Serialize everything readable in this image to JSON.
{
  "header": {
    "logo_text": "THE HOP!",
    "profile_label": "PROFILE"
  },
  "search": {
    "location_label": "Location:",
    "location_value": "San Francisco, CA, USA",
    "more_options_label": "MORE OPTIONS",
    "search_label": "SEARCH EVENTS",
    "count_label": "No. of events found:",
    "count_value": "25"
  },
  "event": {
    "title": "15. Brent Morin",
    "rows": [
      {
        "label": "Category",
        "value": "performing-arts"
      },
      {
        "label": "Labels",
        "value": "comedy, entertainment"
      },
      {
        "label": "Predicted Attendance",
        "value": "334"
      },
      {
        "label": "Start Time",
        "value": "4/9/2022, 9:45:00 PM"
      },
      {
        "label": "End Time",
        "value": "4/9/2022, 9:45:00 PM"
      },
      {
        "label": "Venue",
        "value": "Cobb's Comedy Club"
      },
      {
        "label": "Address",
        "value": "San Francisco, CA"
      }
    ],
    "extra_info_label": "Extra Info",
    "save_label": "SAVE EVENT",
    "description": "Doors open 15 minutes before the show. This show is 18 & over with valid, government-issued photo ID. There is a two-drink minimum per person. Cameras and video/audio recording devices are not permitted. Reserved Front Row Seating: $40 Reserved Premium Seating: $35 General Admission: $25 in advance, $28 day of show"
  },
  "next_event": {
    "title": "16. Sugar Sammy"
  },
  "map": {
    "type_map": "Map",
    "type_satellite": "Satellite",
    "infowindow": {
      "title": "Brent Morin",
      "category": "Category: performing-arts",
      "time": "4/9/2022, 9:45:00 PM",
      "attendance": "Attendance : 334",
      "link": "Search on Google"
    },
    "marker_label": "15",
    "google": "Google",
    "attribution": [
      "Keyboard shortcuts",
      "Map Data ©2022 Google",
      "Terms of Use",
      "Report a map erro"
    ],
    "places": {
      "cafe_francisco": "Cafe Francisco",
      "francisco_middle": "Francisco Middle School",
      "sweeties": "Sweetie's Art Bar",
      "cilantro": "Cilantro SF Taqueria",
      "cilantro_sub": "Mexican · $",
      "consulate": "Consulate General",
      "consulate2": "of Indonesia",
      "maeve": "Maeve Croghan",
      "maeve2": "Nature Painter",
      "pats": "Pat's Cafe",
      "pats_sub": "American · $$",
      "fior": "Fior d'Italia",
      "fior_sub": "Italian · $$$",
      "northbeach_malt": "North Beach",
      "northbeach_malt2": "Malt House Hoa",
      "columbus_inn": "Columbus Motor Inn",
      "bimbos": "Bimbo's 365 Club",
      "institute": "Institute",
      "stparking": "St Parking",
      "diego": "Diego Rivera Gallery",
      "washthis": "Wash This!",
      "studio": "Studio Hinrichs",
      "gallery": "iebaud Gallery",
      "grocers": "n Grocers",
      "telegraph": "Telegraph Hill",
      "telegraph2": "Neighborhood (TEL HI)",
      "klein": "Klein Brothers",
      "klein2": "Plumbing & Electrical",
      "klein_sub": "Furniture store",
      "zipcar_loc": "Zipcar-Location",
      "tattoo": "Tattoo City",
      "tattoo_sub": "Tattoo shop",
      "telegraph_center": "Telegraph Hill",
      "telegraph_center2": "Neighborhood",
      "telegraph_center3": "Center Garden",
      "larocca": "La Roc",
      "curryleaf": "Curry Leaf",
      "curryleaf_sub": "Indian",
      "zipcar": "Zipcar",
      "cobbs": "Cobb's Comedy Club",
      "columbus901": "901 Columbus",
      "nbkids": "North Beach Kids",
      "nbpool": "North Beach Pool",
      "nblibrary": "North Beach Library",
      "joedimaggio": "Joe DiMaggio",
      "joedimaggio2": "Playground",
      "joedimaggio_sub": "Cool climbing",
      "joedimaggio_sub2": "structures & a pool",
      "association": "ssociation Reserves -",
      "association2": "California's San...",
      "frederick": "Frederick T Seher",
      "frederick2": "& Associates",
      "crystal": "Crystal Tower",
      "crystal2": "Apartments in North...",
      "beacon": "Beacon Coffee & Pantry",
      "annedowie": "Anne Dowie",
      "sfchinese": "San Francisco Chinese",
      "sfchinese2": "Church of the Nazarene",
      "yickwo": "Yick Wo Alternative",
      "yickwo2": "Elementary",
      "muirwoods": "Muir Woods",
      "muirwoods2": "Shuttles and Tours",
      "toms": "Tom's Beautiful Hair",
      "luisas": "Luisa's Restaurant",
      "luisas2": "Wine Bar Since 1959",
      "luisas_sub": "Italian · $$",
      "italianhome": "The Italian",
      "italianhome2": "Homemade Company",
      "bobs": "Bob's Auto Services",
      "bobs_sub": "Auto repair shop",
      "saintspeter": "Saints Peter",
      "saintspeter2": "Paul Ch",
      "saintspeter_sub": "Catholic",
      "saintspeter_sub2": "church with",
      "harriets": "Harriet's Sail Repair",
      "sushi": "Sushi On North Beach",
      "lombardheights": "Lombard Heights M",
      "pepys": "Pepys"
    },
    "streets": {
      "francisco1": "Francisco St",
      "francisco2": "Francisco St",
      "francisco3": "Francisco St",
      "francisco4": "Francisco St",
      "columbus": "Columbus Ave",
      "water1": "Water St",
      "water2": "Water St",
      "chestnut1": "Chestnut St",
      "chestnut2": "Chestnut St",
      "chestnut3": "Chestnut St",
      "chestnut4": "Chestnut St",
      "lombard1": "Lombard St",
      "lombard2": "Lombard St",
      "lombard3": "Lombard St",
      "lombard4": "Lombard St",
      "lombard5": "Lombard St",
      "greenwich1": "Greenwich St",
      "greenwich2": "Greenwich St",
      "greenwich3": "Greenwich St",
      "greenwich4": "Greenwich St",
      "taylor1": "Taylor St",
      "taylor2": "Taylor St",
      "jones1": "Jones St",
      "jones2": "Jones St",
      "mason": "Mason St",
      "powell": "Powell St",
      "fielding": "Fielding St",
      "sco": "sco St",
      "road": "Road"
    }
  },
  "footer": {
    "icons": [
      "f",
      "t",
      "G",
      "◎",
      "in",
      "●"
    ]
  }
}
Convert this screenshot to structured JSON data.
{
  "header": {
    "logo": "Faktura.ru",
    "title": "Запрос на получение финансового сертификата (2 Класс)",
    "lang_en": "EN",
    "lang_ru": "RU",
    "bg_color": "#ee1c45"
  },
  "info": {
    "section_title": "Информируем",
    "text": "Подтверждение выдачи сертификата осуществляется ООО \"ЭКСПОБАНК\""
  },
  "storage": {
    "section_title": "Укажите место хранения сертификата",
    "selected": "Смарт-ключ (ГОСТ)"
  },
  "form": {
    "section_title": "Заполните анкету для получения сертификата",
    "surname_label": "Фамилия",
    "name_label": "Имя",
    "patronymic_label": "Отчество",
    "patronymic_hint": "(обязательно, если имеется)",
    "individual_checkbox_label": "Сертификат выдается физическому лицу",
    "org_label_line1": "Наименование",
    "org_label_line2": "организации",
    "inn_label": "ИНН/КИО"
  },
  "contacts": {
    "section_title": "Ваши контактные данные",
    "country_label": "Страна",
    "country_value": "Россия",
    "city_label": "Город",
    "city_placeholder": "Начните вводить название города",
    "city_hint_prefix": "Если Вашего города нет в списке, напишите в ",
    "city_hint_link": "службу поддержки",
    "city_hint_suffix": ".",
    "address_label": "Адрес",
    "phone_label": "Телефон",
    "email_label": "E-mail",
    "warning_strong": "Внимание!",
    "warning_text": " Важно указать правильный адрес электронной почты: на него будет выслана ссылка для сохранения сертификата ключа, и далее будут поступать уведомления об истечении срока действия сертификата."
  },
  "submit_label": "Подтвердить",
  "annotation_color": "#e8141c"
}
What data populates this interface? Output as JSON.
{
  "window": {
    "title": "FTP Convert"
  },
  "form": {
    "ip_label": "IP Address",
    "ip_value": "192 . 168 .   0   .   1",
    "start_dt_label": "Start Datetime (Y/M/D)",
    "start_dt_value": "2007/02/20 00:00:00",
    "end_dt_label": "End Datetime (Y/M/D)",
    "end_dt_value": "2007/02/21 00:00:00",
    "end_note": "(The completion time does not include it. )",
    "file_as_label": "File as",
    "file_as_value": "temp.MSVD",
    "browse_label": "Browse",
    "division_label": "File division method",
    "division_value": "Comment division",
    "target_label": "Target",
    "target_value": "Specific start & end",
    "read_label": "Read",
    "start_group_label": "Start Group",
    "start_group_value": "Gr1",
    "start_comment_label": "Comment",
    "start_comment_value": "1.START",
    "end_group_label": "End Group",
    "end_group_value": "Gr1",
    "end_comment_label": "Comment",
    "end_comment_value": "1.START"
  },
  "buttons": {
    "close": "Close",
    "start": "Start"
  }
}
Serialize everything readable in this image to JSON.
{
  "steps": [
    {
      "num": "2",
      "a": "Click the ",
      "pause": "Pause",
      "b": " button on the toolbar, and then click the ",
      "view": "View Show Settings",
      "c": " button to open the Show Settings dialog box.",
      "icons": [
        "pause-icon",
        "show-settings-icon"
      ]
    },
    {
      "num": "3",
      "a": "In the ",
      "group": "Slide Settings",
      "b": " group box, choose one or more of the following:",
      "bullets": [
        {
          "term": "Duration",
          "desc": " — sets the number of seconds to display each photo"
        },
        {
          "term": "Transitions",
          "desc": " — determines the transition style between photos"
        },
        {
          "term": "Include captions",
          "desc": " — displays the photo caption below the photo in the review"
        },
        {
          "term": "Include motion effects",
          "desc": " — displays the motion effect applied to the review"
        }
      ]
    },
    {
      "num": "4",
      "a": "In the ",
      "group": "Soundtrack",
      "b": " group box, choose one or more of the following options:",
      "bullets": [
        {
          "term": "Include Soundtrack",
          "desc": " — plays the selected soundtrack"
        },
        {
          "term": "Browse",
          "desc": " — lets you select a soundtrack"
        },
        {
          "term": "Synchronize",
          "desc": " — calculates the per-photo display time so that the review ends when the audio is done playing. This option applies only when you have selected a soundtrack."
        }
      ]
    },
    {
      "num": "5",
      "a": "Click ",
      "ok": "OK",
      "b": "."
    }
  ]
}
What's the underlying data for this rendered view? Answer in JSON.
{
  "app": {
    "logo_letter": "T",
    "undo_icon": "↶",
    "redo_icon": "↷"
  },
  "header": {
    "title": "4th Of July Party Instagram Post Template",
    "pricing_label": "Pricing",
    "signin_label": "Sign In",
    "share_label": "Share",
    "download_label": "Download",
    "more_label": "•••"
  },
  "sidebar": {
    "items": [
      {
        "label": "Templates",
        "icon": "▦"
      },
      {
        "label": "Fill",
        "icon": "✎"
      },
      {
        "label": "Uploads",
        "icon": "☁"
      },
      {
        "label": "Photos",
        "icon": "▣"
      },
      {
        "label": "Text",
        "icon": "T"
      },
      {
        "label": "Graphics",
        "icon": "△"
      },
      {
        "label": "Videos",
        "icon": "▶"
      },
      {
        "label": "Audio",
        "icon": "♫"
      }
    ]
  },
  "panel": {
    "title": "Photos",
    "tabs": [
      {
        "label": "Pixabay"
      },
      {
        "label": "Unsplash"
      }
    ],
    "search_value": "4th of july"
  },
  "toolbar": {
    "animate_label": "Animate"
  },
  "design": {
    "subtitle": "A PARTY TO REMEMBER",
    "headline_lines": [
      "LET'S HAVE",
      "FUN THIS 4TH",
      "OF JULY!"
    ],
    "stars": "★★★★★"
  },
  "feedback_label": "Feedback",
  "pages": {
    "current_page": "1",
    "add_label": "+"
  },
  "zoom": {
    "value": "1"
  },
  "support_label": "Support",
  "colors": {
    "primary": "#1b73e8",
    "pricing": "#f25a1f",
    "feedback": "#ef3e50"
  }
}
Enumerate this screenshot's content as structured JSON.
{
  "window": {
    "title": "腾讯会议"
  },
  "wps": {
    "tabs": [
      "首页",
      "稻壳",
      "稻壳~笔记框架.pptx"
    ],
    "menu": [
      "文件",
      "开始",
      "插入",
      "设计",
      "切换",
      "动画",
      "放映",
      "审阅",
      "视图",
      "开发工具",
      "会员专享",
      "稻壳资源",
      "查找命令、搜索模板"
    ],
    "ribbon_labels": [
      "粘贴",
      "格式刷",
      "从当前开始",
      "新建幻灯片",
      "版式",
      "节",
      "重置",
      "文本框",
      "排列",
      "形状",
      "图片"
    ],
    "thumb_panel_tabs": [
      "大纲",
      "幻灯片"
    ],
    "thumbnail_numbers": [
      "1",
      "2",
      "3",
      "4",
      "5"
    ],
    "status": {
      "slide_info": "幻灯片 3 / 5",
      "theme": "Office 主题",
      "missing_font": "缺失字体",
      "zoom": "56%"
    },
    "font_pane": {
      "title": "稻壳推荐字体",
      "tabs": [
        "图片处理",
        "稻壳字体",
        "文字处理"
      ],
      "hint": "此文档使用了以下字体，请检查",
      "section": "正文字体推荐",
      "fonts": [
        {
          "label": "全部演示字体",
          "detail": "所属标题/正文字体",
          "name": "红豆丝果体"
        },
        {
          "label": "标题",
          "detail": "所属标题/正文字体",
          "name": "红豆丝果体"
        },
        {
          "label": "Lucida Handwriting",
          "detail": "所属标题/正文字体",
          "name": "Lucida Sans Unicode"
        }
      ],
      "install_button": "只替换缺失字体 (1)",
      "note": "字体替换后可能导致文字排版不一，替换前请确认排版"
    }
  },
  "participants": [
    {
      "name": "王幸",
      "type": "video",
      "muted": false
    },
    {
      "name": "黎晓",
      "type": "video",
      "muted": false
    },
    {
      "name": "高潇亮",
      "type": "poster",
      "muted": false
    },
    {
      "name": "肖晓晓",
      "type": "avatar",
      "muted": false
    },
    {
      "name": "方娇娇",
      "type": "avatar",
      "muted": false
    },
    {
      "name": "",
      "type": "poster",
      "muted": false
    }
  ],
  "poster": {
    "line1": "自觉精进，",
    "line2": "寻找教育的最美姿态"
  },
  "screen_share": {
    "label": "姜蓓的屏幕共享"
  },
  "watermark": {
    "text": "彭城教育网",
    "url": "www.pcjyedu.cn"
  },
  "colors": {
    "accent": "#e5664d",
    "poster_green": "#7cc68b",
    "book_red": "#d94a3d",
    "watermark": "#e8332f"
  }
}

### Problem requirements:
State the count of lines that contain the string "screenshot". Nothing else is needed.

### Full output:
2